Pada puncak acara pelaksanaan Event Perang Topat tahun ini ribuan pengunjung datang menyaksikan puncak acara Event Perang Topat yang digelar meriah di Taman Lingsar, Kecamatan Lingsar Lombok Barat (Lobar) NTB, (Senin, 27/11/2023).

Event tahunan yang tahun ini resmi masuk dalam Karisma Event Nusantara (KEN) 2023 tidak saja disaksikan wisatawan lokal namun wisatawan asing ikut berbaur, menyaksikan event ‘’perang’’ yang menjadi simbol perdamaian dari Lingsar Lobar untuk dunia tersebut.

Hadir pada kesempatan ini, PJ Gubernur NTB HL Gita Ariadi, Direktur Even Daerah Kemenparekraf RI Reza Fahlevi, Bupati Lobar Hj Sumiatun, ketua DPRD Hj Nurhidayah, para kepala OPD serta Forkopimda Provinsi NTB maupun Kabupaten Lobar. 

Dalam sambutannya Bupati Lobar Hj. Sumiatun menyampaikan sekelumit sejarah tentang perang topat. "Tradisi ini adalah warisan leluhur kita, yang dilaksanakan sebagai ungkapan rasa syukur atas hasil panen yang melimpah sekaligus bagian dari upacara Pujawali yang menggunakan makanan sajian berupa ketupat," terang Sumiatun di hadapan para tamu.

Rangkaian Event Perang Topat ini sendiri sudah dimulai sejak tanggal 20 November lalu dan menampilkan berbagai atraksi seperti peresean, atraksi seni dan budaya, hiburan masyarakat serta lomba penjor.

Yang berbeda dari event Perang Topar sebelumnya, dalam penyelenggaraan Perang Topat tahu ini Dispar Lobar bekerjasama dengan Museum Negeri Provinsi NTB mengadakan Lomba dan Pameran Pusaka Desa yang diikuti 10 desa di Kecamatan Lingsar.

Pameran ini menampilkan benda-benda bernilai sejarah yang ditinggalkan leluhur terdahulu di kawasan Lingsar seperti keris, pedang, tombak, perhiasan, tulisan, peralatan makan minum hingga alat musik.

Sehari sebelum ritual Perang Topat umat muslim dan hindu melalukan doa bersama kepada tuhan yang maha esa dengan cara masing-masing sesuai kepercayaan mereka.

Umat muslim melakukan Roah Gubuk di pagi hari. Roah merupakan tradisi suku sasak yakni makan bersama yang diawali dengan zikir dan doa yang dihadiri oleh para pemuka agama IsIam yang ada di Lingsar.

Sedangkan siang harinya umat hindu melaksanakan Mendak Betara, yakni berdoa mengharap kehadiran Betara Sesuhunan Pura Lingsar dengan melakukan penjemputan dari Pura Gadung ke Dusun Tragtag dan kembali lagi ke Pura Gaduh.

Kemudian sorenya baru diakhiri dengan ritual ngeliningan kao (mengelilingi kerbau, red). Seekor kerbau diikat dan ditarik dua tali, satu tali ditarik perwakilan umat hindu dan satu talinya ditarik perwakilan umat muslim sasak lalu kemudian dibawa mengelilingi pura gaduh dan kemaliq yang ada di kawasan Taman Lingsar yang merupakan bangunan suci bagi masing-masing umat.

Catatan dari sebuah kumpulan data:
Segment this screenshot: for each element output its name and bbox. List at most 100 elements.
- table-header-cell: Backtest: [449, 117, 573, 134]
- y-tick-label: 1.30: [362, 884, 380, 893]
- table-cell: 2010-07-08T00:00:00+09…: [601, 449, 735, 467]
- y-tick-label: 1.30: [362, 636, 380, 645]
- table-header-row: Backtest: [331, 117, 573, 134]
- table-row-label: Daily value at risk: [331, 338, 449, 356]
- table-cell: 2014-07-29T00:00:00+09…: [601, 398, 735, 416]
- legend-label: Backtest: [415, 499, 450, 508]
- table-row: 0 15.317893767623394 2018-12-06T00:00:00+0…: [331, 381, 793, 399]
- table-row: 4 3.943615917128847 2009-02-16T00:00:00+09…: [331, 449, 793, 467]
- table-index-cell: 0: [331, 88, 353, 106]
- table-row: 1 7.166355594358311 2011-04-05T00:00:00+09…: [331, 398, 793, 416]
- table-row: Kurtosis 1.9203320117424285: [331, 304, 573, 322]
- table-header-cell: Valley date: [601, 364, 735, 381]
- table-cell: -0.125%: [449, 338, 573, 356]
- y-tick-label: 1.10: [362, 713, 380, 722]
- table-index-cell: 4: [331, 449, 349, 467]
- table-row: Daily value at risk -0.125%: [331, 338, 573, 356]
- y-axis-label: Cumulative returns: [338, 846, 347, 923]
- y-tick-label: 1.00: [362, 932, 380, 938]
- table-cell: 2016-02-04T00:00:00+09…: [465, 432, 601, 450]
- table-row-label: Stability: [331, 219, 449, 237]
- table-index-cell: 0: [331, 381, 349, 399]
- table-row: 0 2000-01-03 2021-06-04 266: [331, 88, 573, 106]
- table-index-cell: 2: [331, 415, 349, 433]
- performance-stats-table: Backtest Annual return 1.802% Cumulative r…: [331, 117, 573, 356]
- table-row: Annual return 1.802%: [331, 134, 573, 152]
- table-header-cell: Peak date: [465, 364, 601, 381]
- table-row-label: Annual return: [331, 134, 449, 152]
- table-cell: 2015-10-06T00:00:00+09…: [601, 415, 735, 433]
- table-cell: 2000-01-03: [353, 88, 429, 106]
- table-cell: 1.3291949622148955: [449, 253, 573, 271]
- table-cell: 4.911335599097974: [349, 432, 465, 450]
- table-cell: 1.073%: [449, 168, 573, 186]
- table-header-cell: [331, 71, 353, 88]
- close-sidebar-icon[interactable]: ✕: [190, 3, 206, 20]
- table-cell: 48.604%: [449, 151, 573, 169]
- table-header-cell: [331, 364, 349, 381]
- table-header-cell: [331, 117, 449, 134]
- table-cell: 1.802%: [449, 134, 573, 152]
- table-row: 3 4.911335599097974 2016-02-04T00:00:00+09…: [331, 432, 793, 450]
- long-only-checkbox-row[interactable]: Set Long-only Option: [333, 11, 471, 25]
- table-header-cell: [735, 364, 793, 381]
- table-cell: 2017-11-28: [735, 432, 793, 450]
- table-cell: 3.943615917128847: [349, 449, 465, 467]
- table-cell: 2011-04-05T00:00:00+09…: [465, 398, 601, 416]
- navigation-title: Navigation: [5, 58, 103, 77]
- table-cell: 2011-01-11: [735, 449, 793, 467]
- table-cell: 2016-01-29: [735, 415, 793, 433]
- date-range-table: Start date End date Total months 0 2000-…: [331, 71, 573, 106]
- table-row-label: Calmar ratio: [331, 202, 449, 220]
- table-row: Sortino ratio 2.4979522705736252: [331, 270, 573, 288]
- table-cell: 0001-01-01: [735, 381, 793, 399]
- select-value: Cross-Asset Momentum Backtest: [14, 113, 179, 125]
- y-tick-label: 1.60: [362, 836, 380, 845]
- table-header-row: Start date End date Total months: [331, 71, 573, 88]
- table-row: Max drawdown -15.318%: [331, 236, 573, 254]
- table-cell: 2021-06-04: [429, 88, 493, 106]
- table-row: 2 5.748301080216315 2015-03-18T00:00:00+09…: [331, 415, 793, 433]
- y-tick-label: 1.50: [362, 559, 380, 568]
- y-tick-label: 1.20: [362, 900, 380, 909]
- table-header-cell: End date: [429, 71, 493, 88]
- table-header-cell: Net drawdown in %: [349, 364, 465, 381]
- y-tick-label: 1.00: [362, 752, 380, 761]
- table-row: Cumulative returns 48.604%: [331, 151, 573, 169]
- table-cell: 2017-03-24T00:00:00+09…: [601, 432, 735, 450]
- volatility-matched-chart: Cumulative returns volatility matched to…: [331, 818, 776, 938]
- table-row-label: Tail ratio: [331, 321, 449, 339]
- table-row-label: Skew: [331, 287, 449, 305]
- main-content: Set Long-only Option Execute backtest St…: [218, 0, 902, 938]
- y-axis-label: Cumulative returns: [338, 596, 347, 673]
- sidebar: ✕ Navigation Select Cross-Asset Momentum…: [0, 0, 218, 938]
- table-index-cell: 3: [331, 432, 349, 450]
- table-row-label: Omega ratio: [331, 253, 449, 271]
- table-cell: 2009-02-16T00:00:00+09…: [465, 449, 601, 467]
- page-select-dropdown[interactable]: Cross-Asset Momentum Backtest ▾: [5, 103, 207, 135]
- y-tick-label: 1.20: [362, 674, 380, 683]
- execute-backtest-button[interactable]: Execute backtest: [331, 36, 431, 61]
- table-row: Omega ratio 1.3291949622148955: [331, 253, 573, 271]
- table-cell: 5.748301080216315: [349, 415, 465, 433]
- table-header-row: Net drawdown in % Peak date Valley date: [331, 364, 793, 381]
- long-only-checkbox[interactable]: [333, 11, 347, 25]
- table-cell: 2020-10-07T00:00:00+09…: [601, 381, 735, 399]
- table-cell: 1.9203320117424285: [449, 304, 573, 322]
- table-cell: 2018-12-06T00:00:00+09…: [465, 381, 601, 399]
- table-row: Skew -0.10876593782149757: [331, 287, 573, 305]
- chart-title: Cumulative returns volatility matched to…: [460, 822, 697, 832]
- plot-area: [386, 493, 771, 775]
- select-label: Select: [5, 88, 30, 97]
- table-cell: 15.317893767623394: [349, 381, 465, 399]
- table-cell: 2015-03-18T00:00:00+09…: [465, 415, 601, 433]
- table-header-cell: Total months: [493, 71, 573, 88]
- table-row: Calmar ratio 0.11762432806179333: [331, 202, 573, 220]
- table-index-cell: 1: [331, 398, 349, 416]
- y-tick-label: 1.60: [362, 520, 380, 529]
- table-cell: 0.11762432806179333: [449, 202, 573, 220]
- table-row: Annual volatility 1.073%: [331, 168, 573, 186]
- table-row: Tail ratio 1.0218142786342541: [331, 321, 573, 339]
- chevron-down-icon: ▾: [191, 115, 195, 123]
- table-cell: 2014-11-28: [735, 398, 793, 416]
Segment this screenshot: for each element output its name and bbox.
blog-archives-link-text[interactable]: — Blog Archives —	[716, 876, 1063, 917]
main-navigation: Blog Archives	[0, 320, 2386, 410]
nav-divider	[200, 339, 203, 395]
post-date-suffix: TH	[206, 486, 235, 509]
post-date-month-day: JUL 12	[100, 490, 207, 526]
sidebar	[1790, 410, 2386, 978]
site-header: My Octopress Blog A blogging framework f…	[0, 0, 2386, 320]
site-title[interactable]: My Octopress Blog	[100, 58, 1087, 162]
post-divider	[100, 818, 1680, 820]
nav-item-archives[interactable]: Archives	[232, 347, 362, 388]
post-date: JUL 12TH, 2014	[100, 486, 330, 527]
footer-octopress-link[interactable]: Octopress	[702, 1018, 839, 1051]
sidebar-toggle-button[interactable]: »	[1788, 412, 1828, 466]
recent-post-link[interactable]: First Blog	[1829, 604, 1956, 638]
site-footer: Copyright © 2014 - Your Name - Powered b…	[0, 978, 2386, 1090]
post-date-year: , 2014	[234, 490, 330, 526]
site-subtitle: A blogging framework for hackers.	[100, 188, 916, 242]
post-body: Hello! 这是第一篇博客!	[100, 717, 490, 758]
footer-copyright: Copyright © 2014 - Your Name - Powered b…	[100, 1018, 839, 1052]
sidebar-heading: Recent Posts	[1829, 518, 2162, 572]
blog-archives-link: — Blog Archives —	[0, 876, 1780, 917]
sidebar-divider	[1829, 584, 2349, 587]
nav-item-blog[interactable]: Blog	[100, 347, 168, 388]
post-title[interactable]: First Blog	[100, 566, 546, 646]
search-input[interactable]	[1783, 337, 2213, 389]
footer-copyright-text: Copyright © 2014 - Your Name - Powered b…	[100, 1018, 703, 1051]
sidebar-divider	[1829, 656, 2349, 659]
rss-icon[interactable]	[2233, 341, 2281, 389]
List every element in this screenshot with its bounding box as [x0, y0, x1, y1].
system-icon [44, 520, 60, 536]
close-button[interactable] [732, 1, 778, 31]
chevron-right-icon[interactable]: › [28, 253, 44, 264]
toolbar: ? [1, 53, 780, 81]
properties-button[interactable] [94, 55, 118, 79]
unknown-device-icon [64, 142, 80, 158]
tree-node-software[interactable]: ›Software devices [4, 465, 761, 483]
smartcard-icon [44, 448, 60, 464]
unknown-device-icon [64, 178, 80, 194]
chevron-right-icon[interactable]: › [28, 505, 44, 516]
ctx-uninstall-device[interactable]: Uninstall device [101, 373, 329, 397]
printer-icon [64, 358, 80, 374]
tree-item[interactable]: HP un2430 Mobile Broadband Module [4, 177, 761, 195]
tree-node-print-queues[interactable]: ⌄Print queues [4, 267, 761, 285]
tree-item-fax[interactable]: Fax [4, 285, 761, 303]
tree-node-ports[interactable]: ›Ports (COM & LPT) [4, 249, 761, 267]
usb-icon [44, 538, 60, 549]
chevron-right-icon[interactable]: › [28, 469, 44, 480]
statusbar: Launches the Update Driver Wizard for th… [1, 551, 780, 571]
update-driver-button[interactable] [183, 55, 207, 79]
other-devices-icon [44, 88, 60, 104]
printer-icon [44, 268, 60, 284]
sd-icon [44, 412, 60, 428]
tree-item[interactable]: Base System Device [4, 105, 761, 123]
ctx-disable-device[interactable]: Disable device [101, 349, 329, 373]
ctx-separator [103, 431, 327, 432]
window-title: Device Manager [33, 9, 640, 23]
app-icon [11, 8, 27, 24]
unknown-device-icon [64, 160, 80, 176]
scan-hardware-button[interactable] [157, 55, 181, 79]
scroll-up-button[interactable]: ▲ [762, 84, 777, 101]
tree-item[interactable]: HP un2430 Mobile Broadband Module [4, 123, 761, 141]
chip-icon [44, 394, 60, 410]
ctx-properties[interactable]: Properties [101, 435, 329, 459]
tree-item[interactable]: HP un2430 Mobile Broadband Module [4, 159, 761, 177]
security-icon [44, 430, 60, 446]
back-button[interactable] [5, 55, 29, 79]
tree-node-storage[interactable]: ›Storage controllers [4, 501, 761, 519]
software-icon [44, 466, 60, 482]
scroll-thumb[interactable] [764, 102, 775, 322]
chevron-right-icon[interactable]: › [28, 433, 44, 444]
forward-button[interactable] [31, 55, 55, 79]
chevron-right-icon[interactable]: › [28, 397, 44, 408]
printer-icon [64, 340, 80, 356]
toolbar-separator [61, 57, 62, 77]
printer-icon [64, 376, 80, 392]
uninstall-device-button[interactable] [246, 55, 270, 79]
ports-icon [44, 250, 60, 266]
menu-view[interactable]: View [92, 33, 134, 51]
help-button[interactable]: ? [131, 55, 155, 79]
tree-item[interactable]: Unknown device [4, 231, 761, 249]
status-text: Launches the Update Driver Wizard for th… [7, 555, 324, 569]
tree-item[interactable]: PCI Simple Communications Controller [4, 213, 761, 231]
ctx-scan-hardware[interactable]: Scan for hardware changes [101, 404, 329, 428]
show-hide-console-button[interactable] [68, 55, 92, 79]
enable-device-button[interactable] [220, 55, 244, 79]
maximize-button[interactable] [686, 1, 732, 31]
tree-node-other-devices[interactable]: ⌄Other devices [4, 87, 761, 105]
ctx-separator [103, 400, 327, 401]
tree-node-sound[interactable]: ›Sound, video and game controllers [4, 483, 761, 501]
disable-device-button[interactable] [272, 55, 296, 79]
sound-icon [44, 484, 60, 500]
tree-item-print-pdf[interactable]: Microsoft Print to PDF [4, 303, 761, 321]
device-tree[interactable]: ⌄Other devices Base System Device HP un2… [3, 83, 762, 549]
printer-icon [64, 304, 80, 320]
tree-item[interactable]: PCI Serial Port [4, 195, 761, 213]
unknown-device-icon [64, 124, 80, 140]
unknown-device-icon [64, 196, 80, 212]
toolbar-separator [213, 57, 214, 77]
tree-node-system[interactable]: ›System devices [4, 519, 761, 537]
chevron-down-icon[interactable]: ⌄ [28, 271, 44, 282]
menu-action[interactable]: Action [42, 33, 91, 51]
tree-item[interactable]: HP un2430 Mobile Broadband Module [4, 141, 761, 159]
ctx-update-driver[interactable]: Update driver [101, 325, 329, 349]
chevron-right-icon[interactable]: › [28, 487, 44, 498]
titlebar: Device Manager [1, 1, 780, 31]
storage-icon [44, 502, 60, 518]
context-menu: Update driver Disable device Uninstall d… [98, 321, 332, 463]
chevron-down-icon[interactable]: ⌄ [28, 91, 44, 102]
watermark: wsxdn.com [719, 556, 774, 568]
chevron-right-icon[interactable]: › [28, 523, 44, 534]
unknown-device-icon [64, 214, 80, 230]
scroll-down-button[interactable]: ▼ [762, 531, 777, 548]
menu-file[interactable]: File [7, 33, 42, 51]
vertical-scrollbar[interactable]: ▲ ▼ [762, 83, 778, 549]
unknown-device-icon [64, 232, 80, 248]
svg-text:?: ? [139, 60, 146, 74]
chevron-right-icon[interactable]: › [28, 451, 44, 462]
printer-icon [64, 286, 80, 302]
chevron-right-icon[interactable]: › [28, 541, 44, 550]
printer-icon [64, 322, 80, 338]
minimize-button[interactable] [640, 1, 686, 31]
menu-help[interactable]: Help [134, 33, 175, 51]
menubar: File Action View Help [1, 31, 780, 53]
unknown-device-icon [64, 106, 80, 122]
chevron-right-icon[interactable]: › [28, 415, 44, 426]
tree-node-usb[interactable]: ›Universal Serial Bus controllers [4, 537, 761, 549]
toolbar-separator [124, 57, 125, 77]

### KEGIATAN BELAJAR 1
Menurut bacaan tentang Perang Topat, berapa desa di Kecamatan Lingsar yang mengikuti Lomba dan Pameran Pusaka Desa?
### KEGIATAN BELAJAR 2
Lanjutkan bacaan tentang Perang Topat mulai dari kalimat sesudah bagian terakhir yang ditampilkan.
Catatan tersebut merupakan bahan tersendiri yang terpisah dari bacaan.

### JAWABAN TUGAS 1
Sepuluh desa di Kecamatan Lingsar.

### JAWABAN TUGAS 2
Sementara itu, Direktur Event Daerah Kemenparektaf RI Reza Fahlevi mengungkapkan jika penyelenggaraan event menjadi salah satu media promosi paling efektif untuk mempromosikan suatu daerah.

"Kita sudah melihat di NTB sudah terbukti dengan bagaimana Mandalika menjadi kelas dunia dan membuat Lombok mendunia,"ucap Reza.

"Dan hari ini Perang Topat menjadi event yang dikemas dengan baik. Berangkat dari seni tradisi turun temurun yang menjadi unique selling point event ini sehingga event ini bernilai tinggi," lanjutnya.

Sementara itu PJ Gubernur mengatakan jika momen Perang Topat ini bisa djadikan sebagai moment silaturahmi sehingga perlu untuk terus dilestarikan.

"Kemaliq dan pura lingsar ini juga adalah sebuah pelajaran tentang toleransi, sehingga Pujawali dan Perang Topat ini bukan hanya sebagai ritual tahunan tetapi sebagai momentum kita mengecas spirit toleransi yg sangat dibutuhan didalam kita mengisi pembangunan baik di daerah maupun nasional," cetusnya.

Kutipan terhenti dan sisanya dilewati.